* start *

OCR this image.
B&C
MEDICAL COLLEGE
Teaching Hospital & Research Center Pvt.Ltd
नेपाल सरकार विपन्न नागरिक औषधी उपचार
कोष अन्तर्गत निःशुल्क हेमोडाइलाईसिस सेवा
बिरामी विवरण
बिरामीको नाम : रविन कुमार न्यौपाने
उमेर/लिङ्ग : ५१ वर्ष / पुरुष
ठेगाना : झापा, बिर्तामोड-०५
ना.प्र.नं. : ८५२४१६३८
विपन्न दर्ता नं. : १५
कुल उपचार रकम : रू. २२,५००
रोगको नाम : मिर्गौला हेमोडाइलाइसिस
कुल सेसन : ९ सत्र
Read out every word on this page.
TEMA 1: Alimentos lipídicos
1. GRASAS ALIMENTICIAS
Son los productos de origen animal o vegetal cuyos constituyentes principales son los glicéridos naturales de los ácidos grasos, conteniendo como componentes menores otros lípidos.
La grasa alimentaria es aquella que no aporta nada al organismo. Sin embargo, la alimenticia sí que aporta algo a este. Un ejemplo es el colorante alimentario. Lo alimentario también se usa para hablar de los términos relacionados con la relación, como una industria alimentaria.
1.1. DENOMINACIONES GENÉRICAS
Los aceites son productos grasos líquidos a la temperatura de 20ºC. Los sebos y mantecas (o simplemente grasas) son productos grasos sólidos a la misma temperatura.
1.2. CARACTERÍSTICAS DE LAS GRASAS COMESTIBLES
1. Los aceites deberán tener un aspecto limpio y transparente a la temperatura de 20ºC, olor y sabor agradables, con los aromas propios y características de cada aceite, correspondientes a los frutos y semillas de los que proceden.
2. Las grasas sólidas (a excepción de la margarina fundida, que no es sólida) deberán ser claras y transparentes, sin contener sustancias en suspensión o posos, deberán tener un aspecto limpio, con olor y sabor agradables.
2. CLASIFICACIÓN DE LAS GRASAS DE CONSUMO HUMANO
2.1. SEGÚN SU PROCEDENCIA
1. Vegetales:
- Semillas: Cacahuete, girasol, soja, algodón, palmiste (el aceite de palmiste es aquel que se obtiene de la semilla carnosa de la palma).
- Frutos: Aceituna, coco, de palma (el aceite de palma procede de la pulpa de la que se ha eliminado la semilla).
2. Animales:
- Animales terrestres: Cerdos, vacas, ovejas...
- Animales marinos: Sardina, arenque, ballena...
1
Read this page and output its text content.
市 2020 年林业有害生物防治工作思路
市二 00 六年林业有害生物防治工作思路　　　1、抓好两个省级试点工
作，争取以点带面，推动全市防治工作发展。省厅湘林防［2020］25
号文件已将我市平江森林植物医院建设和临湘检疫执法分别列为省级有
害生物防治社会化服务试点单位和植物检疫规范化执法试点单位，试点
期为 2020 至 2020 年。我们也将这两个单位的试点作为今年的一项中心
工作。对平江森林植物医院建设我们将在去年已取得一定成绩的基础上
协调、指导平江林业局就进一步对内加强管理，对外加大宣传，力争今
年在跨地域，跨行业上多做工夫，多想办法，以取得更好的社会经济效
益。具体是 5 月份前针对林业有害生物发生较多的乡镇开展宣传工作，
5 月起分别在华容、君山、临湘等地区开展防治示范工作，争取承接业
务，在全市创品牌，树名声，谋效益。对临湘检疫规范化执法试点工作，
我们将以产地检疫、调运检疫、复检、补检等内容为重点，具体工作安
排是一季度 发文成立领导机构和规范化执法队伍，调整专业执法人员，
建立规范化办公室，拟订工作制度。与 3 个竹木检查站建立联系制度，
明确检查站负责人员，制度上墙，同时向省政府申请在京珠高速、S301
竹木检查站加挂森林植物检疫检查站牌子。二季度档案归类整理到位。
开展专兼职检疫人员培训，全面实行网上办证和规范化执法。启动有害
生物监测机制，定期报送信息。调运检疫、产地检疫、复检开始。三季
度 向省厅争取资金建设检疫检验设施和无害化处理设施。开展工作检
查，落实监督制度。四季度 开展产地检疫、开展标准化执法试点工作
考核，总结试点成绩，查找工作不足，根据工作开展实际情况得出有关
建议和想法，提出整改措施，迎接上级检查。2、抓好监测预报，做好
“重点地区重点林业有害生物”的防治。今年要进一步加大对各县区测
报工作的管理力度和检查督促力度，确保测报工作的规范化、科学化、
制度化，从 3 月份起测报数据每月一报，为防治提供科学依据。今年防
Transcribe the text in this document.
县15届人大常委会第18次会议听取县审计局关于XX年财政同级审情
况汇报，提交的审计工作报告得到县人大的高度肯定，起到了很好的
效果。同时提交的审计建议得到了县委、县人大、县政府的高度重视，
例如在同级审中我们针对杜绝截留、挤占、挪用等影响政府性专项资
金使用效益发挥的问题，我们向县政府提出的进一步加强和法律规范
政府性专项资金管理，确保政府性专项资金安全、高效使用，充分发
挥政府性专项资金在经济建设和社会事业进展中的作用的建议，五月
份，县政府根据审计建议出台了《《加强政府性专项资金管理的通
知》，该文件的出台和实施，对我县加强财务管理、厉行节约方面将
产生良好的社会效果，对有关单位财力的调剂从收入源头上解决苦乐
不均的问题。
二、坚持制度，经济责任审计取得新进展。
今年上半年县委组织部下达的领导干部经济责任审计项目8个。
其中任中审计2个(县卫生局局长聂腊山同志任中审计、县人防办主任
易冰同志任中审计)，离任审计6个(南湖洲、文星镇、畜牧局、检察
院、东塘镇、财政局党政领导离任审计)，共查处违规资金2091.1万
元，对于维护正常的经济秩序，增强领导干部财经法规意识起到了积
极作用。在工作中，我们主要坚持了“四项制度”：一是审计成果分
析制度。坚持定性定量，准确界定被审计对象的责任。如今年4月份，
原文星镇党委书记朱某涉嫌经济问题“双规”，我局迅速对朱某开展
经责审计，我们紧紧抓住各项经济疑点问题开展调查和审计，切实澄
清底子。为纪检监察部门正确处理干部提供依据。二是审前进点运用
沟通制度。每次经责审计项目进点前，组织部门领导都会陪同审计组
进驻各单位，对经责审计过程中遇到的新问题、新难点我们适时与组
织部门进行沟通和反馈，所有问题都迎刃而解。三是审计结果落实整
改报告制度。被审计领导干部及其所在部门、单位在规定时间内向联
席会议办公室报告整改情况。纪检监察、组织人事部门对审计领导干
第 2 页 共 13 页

* end *

▶ DO THIS
Pull out every line of the entries that includes the word "grasos".

▶ THE COMPLETED TASK
Son los productos de origen animal o vegetal cuyos constituyentes principales son los glicéridos naturales de los ácidos grasos, conteniendo como componentes menores otros lípidos.
Los aceites son productos grasos líquidos a la temperatura de 20ºC. Los sebos y mantecas (o simplemente grasas) son productos grasos sólidos a la misma temperatura.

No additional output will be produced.